**Directions:**
Copy every line of the entries below word for word, and leave the pictures out.

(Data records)
▶
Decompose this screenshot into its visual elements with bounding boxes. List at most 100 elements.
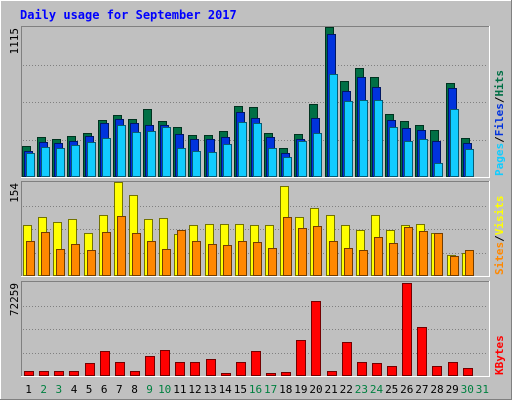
- day-label: 21: [324, 383, 337, 396]
- bar-sites-day-27: [419, 231, 428, 276]
- bar-kbytes-day-2: [39, 371, 49, 376]
- day-label: 25: [385, 383, 398, 396]
- day-label: 29: [446, 383, 459, 396]
- bar-pages-day-7: [117, 125, 126, 177]
- bar-sites-day-20: [313, 226, 322, 276]
- bar-sites-day-23: [359, 250, 368, 276]
- bar-sites-day-29: [450, 256, 459, 276]
- day-label: 13: [203, 383, 216, 396]
- bar-pages-day-12: [192, 151, 201, 177]
- bar-sites-day-8: [132, 233, 141, 276]
- day-label: 8: [131, 383, 138, 396]
- bar-sites-day-28: [434, 233, 443, 276]
- bar-pages-day-17: [268, 148, 277, 177]
- bar-sites-day-15: [238, 241, 247, 276]
- bar-kbytes-day-28: [432, 366, 442, 376]
- bar-pages-day-1: [26, 153, 35, 177]
- day-label: 17: [264, 383, 277, 396]
- panel-max-label: 72259: [8, 283, 21, 316]
- day-label: 19: [294, 383, 307, 396]
- day-labels: 1 2 3 4 5 6 7 8 9 10 11 12 13 14 15 16 17 18 19 20 21 22 23 24 2…: [25, 383, 489, 396]
- bar-pages-day-2: [41, 147, 50, 177]
- bar-kbytes-day-3: [54, 371, 64, 376]
- bar-pages-day-10: [162, 127, 171, 177]
- bar-sites-day-24: [374, 237, 383, 276]
- panel-visits-sites: 154 Sites/Visits: [8, 181, 506, 277]
- legend-pages: Pages: [493, 143, 506, 176]
- day-label: 12: [188, 383, 201, 396]
- bar-sites-day-25: [389, 243, 398, 276]
- day-label: 4: [71, 383, 78, 396]
- bar-sites-day-19: [298, 228, 307, 276]
- bar-sites-day-1: [26, 241, 35, 276]
- day-label: 1: [25, 383, 32, 396]
- day-label: 23: [355, 383, 368, 396]
- bar-kbytes-day-27: [417, 327, 427, 376]
- bar-sites-day-9: [147, 241, 156, 276]
- bar-sites-day-30: [465, 250, 474, 276]
- bar-sites-day-5: [87, 250, 96, 276]
- bar-kbytes-day-11: [175, 362, 185, 376]
- bar-pages-day-3: [56, 148, 65, 177]
- bar-sites-day-26: [404, 227, 413, 276]
- bar-pages-day-24: [374, 100, 383, 177]
- chart-panels: 1115Pages/Files/Hits154Sites/Visits72259…: [8, 26, 506, 377]
- bar-kbytes-day-13: [206, 359, 216, 376]
- bar-pages-day-29: [450, 109, 459, 177]
- bar-pages-day-27: [419, 139, 428, 177]
- bar-kbytes-day-19: [296, 340, 306, 376]
- bar-kbytes-day-24: [372, 363, 382, 376]
- bar-pages-day-11: [177, 148, 186, 177]
- bar-sites-day-13: [208, 244, 217, 276]
- day-label: 31: [476, 383, 489, 396]
- bar-kbytes-day-1: [24, 371, 34, 376]
- bar-kbytes-day-20: [311, 301, 321, 376]
- bar-kbytes-day-14: [221, 373, 231, 376]
- day-label: 24: [370, 383, 384, 396]
- bar-sites-day-12: [192, 241, 201, 276]
- bar-pages-day-28: [434, 163, 443, 177]
- bar-kbytes-day-16: [251, 351, 261, 376]
- legend-separator: /: [493, 96, 506, 103]
- day-label: 20: [309, 383, 322, 396]
- bar-kbytes-day-6: [100, 351, 110, 376]
- bar-kbytes-day-9: [145, 356, 155, 376]
- bar-pages-day-21: [329, 74, 338, 177]
- bar-pages-day-26: [404, 141, 413, 177]
- bar-kbytes-day-10: [160, 350, 170, 376]
- bar-pages-day-19: [298, 141, 307, 177]
- bar-sites-day-16: [253, 242, 262, 276]
- panel-max-label: 154: [8, 183, 21, 203]
- bar-pages-day-13: [208, 152, 217, 177]
- legend-kbytes: KBytes: [493, 335, 506, 375]
- day-label: 15: [234, 383, 247, 396]
- legend-separator: /: [493, 136, 506, 143]
- day-label: 6: [101, 383, 108, 396]
- bar-pages-day-6: [102, 138, 111, 177]
- panel-legend: Pages/Files/Hits: [493, 70, 506, 176]
- day-label: 14: [219, 383, 233, 396]
- panel-legend: Sites/Visits: [493, 196, 506, 276]
- bar-sites-day-14: [223, 245, 232, 276]
- bar-kbytes-day-22: [342, 342, 352, 376]
- day-label: 11: [173, 383, 186, 396]
- bar-kbytes-day-29: [448, 362, 458, 376]
- legend-separator: /: [493, 235, 506, 242]
- day-label: 18: [279, 383, 292, 396]
- bar-pages-day-30: [465, 149, 474, 177]
- day-label: 10: [158, 383, 171, 396]
- bar-sites-day-2: [41, 232, 50, 276]
- bar-kbytes-day-4: [69, 371, 79, 376]
- bar-sites-day-4: [71, 244, 80, 276]
- bar-pages-day-5: [87, 142, 96, 177]
- day-label: 9: [146, 383, 153, 396]
- bar-pages-day-4: [71, 145, 80, 177]
- bar-kbytes-day-18: [281, 372, 291, 376]
- chart-title: Daily usage for September 2017: [20, 8, 237, 22]
- bar-kbytes-day-21: [327, 371, 337, 376]
- bar-sites-day-18: [283, 217, 292, 276]
- bar-sites-day-22: [344, 248, 353, 276]
- legend-sites: Sites: [493, 242, 506, 275]
- bar-pages-day-14: [223, 144, 232, 177]
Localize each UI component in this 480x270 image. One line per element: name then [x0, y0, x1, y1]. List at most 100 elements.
◀
**Solution to this task:**
Decompose this screenshot into its visual elements with bounding boxes. List at most 100 elements.
- day-label: 21: [324, 383, 337, 396]
- bar-sites-day-27: [419, 231, 428, 276]
- bar-kbytes-day-2: [39, 371, 49, 376]
- day-label: 25: [385, 383, 398, 396]
- day-label: 29: [446, 383, 459, 396]
- bar-pages-day-7: [117, 125, 126, 177]
- bar-sites-day-20: [313, 226, 322, 276]
- bar-sites-day-23: [359, 250, 368, 276]
- bar-sites-day-29: [450, 256, 459, 276]
- day-label: 13: [203, 383, 216, 396]
- bar-pages-day-12: [192, 151, 201, 177]
- bar-sites-day-8: [132, 233, 141, 276]
- day-label: 8: [131, 383, 138, 396]
- bar-sites-day-28: [434, 233, 443, 276]
- bar-pages-day-17: [268, 148, 277, 177]
- bar-sites-day-15: [238, 241, 247, 276]
- bar-kbytes-day-28: [432, 366, 442, 376]
- bar-pages-day-1: [26, 153, 35, 177]
- day-label: 17: [264, 383, 277, 396]
- panel-max-label: 72259: [8, 283, 21, 316]
- day-label: 19: [294, 383, 307, 396]
- day-labels: 1 2 3 4 5 6 7 8 9 10 11 12 13 14 15 16 17 18 19 20 21 22 23 24 2…: [25, 383, 489, 396]
- bar-pages-day-2: [41, 147, 50, 177]
- bar-kbytes-day-3: [54, 371, 64, 376]
- bar-pages-day-10: [162, 127, 171, 177]
- bar-sites-day-24: [374, 237, 383, 276]
- panel-visits-sites: 154 Sites/Visits: [8, 181, 506, 277]
- legend-pages: Pages: [493, 143, 506, 176]
- day-label: 12: [188, 383, 201, 396]
- bar-sites-day-25: [389, 243, 398, 276]
- day-label: 4: [71, 383, 78, 396]
- bar-sites-day-19: [298, 228, 307, 276]
- bar-sites-day-1: [26, 241, 35, 276]
- day-label: 1: [25, 383, 32, 396]
- day-label: 23: [355, 383, 368, 396]
- bar-kbytes-day-27: [417, 327, 427, 376]
- bar-sites-day-9: [147, 241, 156, 276]
- bar-sites-day-30: [465, 250, 474, 276]
- bar-sites-day-5: [87, 250, 96, 276]
- bar-kbytes-day-11: [175, 362, 185, 376]
- bar-pages-day-3: [56, 148, 65, 177]
- bar-sites-day-26: [404, 227, 413, 276]
- bar-pages-day-24: [374, 100, 383, 177]
- chart-panels: 1115Pages/Files/Hits154Sites/Visits72259…: [8, 26, 506, 377]
- bar-kbytes-day-13: [206, 359, 216, 376]
- bar-pages-day-29: [450, 109, 459, 177]
- bar-pages-day-27: [419, 139, 428, 177]
- bar-kbytes-day-19: [296, 340, 306, 376]
- bar-kbytes-day-24: [372, 363, 382, 376]
- bar-pages-day-11: [177, 148, 186, 177]
- bar-sites-day-13: [208, 244, 217, 276]
- day-label: 31: [476, 383, 489, 396]
- bar-kbytes-day-1: [24, 371, 34, 376]
- bar-kbytes-day-20: [311, 301, 321, 376]
- bar-kbytes-day-14: [221, 373, 231, 376]
- day-label: 24: [370, 383, 384, 396]
- bar-sites-day-12: [192, 241, 201, 276]
- bar-pages-day-28: [434, 163, 443, 177]
- bar-kbytes-day-16: [251, 351, 261, 376]
- legend-separator: /: [493, 96, 506, 103]
- day-label: 20: [309, 383, 322, 396]
- bar-kbytes-day-6: [100, 351, 110, 376]
- bar-kbytes-day-9: [145, 356, 155, 376]
- bar-pages-day-21: [329, 74, 338, 177]
- bar-pages-day-26: [404, 141, 413, 177]
- bar-kbytes-day-10: [160, 350, 170, 376]
- bar-pages-day-19: [298, 141, 307, 177]
- bar-sites-day-16: [253, 242, 262, 276]
- panel-max-label: 154: [8, 183, 21, 203]
- bar-pages-day-13: [208, 152, 217, 177]
- legend-kbytes: KBytes: [493, 335, 506, 375]
- day-label: 15: [234, 383, 247, 396]
- legend-separator: /: [493, 136, 506, 143]
- day-label: 6: [101, 383, 108, 396]
- bar-pages-day-6: [102, 138, 111, 177]
- panel-legend: Pages/Files/Hits: [493, 70, 506, 176]
- day-label: 14: [219, 383, 233, 396]
- panel-legend: Sites/Visits: [493, 196, 506, 276]
- bar-sites-day-14: [223, 245, 232, 276]
- bar-kbytes-day-22: [342, 342, 352, 376]
- day-label: 11: [173, 383, 186, 396]
- bar-kbytes-day-29: [448, 362, 458, 376]
- legend-separator: /: [493, 235, 506, 242]
- day-label: 18: [279, 383, 292, 396]
- bar-pages-day-30: [465, 149, 474, 177]
- day-label: 10: [158, 383, 171, 396]
- bar-sites-day-2: [41, 232, 50, 276]
- bar-kbytes-day-4: [69, 371, 79, 376]
- bar-sites-day-4: [71, 244, 80, 276]
- bar-pages-day-5: [87, 142, 96, 177]
- day-label: 9: [146, 383, 153, 396]
- bar-pages-day-4: [71, 145, 80, 177]
- bar-kbytes-day-18: [281, 372, 291, 376]
- chart-title: Daily usage for September 2017: [20, 8, 237, 22]
- bar-kbytes-day-21: [327, 371, 337, 376]
- bar-sites-day-18: [283, 217, 292, 276]
- bar-sites-day-22: [344, 248, 353, 276]
- legend-sites: Sites: [493, 242, 506, 275]
- bar-pages-day-14: [223, 144, 232, 177]
Localize each UI component in this 480x270 image. One line per element: name then [x0, y0, x1, y1]. List at most 100 elements.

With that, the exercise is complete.